Copy, from the entries below, each line in which the string "subtitle" appears.

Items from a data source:
++++++++

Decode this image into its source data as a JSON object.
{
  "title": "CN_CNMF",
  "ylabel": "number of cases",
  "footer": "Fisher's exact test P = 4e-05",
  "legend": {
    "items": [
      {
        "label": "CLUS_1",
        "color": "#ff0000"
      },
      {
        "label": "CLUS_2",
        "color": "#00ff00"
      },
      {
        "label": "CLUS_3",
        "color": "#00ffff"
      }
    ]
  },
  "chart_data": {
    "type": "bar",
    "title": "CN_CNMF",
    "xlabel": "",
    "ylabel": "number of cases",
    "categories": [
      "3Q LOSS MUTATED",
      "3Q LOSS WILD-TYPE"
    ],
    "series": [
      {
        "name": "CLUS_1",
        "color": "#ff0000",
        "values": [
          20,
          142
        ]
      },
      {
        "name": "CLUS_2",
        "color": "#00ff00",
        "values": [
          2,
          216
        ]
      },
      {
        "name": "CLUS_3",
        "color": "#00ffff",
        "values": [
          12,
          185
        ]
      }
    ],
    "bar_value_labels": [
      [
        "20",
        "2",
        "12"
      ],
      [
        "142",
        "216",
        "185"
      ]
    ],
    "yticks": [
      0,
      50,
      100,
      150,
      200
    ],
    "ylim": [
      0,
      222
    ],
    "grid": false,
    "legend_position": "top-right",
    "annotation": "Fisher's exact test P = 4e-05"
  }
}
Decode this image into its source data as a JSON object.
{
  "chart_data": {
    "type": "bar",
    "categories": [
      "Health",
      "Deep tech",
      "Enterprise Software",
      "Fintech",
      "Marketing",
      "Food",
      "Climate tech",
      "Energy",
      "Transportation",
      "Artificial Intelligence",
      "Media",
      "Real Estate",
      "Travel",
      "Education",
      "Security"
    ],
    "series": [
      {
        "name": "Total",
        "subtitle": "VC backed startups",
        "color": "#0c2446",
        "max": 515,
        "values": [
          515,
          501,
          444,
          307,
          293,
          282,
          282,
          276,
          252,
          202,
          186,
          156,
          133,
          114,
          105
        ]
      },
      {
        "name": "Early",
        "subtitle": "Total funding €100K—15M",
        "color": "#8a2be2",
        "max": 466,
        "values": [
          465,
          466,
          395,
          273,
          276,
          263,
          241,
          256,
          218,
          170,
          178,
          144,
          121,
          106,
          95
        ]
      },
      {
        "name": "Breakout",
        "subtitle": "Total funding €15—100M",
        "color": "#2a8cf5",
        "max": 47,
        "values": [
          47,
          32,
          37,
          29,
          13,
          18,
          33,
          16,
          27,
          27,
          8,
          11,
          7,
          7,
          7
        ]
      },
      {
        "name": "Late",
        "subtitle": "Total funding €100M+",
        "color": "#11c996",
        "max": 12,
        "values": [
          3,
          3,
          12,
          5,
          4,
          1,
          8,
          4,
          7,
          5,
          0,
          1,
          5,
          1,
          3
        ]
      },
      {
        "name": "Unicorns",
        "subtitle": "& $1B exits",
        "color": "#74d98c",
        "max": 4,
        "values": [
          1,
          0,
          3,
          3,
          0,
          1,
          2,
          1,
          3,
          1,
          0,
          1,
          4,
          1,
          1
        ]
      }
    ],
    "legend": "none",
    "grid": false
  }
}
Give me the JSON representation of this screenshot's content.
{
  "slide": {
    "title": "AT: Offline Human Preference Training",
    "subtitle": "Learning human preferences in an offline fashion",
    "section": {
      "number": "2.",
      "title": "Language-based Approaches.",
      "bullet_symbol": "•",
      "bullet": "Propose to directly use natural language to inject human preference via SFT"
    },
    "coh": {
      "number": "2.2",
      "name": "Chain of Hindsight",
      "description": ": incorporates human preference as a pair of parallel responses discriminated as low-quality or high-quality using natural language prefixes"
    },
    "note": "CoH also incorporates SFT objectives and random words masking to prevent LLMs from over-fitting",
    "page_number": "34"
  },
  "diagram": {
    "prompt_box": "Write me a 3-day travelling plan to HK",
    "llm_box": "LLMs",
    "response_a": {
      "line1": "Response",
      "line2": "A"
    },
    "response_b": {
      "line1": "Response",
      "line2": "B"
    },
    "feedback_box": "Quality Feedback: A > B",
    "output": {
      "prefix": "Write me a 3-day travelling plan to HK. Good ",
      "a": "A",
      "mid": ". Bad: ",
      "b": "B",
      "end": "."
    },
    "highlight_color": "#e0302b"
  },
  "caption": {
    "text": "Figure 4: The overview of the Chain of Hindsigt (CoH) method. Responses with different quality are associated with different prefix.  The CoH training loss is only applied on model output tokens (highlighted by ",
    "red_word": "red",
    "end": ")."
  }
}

++++++++

SOLUTION TO THIS TASK:
        "subtitle": "VC backed startups",
        "subtitle": "Total funding €100K—15M",
        "subtitle": "Total funding €15—100M",
        "subtitle": "Total funding €100M+",
        "subtitle": "& $1B exits",
    "subtitle": "Learning human preferences in an offline fashion",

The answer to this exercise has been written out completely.